-- start Records for processing --
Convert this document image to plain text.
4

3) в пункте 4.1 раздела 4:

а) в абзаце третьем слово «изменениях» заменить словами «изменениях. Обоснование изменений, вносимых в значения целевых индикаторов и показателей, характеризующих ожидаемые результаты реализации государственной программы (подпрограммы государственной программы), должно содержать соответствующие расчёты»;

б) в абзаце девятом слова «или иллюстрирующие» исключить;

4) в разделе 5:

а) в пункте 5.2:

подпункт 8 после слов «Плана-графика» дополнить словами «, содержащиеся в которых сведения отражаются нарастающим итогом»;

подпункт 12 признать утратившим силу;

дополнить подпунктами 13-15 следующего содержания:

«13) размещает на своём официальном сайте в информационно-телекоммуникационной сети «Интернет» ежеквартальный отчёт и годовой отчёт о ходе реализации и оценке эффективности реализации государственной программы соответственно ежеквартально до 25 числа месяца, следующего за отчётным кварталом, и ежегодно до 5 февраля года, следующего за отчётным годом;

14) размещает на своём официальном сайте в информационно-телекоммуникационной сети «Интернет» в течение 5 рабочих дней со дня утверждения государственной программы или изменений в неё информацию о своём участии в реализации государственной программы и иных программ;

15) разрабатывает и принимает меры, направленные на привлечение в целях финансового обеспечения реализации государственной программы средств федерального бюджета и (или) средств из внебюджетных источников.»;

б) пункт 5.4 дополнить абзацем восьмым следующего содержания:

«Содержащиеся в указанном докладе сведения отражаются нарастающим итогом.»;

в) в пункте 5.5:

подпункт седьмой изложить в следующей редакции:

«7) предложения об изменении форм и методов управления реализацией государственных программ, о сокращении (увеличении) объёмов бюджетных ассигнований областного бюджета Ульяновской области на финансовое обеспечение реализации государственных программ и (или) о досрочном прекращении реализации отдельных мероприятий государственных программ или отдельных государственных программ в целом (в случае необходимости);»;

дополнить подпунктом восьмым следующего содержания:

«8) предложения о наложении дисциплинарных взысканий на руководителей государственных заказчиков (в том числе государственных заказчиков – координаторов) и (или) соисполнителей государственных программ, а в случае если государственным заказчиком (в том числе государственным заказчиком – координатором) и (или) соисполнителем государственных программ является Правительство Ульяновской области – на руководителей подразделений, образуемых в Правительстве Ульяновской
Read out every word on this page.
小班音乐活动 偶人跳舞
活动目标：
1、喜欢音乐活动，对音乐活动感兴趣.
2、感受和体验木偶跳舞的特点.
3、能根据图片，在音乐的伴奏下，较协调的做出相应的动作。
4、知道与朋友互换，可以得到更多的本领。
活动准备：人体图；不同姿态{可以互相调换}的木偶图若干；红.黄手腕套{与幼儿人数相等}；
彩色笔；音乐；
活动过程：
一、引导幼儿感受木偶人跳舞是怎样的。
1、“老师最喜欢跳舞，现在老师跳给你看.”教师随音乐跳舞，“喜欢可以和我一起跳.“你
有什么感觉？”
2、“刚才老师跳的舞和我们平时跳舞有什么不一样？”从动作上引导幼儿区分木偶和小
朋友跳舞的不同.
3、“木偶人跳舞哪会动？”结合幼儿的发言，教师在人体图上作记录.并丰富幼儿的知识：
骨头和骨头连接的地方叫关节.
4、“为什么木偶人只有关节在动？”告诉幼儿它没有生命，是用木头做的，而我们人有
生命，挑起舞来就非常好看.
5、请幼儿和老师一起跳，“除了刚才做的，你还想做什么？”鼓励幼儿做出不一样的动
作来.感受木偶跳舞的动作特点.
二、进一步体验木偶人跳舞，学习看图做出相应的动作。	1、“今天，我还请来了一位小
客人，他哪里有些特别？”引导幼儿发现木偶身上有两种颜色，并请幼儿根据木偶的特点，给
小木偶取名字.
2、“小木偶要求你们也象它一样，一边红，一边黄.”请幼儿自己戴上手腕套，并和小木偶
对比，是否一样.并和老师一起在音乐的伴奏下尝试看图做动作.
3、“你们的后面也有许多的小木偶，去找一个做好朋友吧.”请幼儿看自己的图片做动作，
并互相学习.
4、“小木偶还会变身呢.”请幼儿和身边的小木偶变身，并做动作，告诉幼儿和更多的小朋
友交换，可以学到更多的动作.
-- end Records for processing --
**Brief**
Type out the whole listing above again, exactly as it stands.

**Result of the exercise**
Convert this document image to plain text.
4

3) в пункте 4.1 раздела 4:

а) в абзаце третьем слово «изменениях» заменить словами «изменениях. Обоснование изменений, вносимых в значения целевых индикаторов и показателей, характеризующих ожидаемые результаты реализации государственной программы (подпрограммы государственной программы), должно содержать соответствующие расчёты»;

б) в абзаце девятом слова «или иллюстрирующие» исключить;

4) в разделе 5:

а) в пункте 5.2:

подпункт 8 после слов «Плана-графика» дополнить словами «, содержащиеся в которых сведения отражаются нарастающим итогом»;

подпункт 12 признать утратившим силу;

дополнить подпунктами 13-15 следующего содержания:

«13) размещает на своём официальном сайте в информационно-телекоммуникационной сети «Интернет» ежеквартальный отчёт и годовой отчёт о ходе реализации и оценке эффективности реализации государственной программы соответственно ежеквартально до 25 числа месяца, следующего за отчётным кварталом, и ежегодно до 5 февраля года, следующего за отчётным годом;

14) размещает на своём официальном сайте в информационно-телекоммуникационной сети «Интернет» в течение 5 рабочих дней со дня утверждения государственной программы или изменений в неё информацию о своём участии в реализации государственной программы и иных программ;

15) разрабатывает и принимает меры, направленные на привлечение в целях финансового обеспечения реализации государственной программы средств федерального бюджета и (или) средств из внебюджетных источников.»;

б) пункт 5.4 дополнить абзацем восьмым следующего содержания:

«Содержащиеся в указанном докладе сведения отражаются нарастающим итогом.»;

в) в пункте 5.5:

подпункт седьмой изложить в следующей редакции:

«7) предложения об изменении форм и методов управления реализацией государственных программ, о сокращении (увеличении) объёмов бюджетных ассигнований областного бюджета Ульяновской области на финансовое обеспечение реализации государственных программ и (или) о досрочном прекращении реализации отдельных мероприятий государственных программ или отдельных государственных программ в целом (в случае необходимости);»;

дополнить подпунктом восьмым следующего содержания:

«8) предложения о наложении дисциплинарных взысканий на руководителей государственных заказчиков (в том числе государственных заказчиков – координаторов) и (или) соисполнителей государственных программ, а в случае если государственным заказчиком (в том числе государственным заказчиком – координатором) и (или) соисполнителем государственных программ является Правительство Ульяновской области – на руководителей подразделений, образуемых в Правительстве Ульяновской
Read out every word on this page.
小班音乐活动 偶人跳舞
活动目标：
1、喜欢音乐活动，对音乐活动感兴趣.
2、感受和体验木偶跳舞的特点.
3、能根据图片，在音乐的伴奏下，较协调的做出相应的动作。
4、知道与朋友互换，可以得到更多的本领。
活动准备：人体图；不同姿态{可以互相调换}的木偶图若干；红.黄手腕套{与幼儿人数相等}；
彩色笔；音乐；
活动过程：
一、引导幼儿感受木偶人跳舞是怎样的。
1、“老师最喜欢跳舞，现在老师跳给你看.”教师随音乐跳舞，“喜欢可以和我一起跳.“你
有什么感觉？”
2、“刚才老师跳的舞和我们平时跳舞有什么不一样？”从动作上引导幼儿区分木偶和小
朋友跳舞的不同.
3、“木偶人跳舞哪会动？”结合幼儿的发言，教师在人体图上作记录.并丰富幼儿的知识：
骨头和骨头连接的地方叫关节.
4、“为什么木偶人只有关节在动？”告诉幼儿它没有生命，是用木头做的，而我们人有
生命，挑起舞来就非常好看.
5、请幼儿和老师一起跳，“除了刚才做的，你还想做什么？”鼓励幼儿做出不一样的动
作来.感受木偶跳舞的动作特点.
二、进一步体验木偶人跳舞，学习看图做出相应的动作。	1、“今天，我还请来了一位小
客人，他哪里有些特别？”引导幼儿发现木偶身上有两种颜色，并请幼儿根据木偶的特点，给
小木偶取名字.
2、“小木偶要求你们也象它一样，一边红，一边黄.”请幼儿自己戴上手腕套，并和小木偶
对比，是否一样.并和老师一起在音乐的伴奏下尝试看图做动作.
3、“你们的后面也有许多的小木偶，去找一个做好朋友吧.”请幼儿看自己的图片做动作，
并互相学习.
4、“小木偶还会变身呢.”请幼儿和身边的小木偶变身，并做动作，告诉幼儿和更多的小朋
友交换，可以学到更多的动作.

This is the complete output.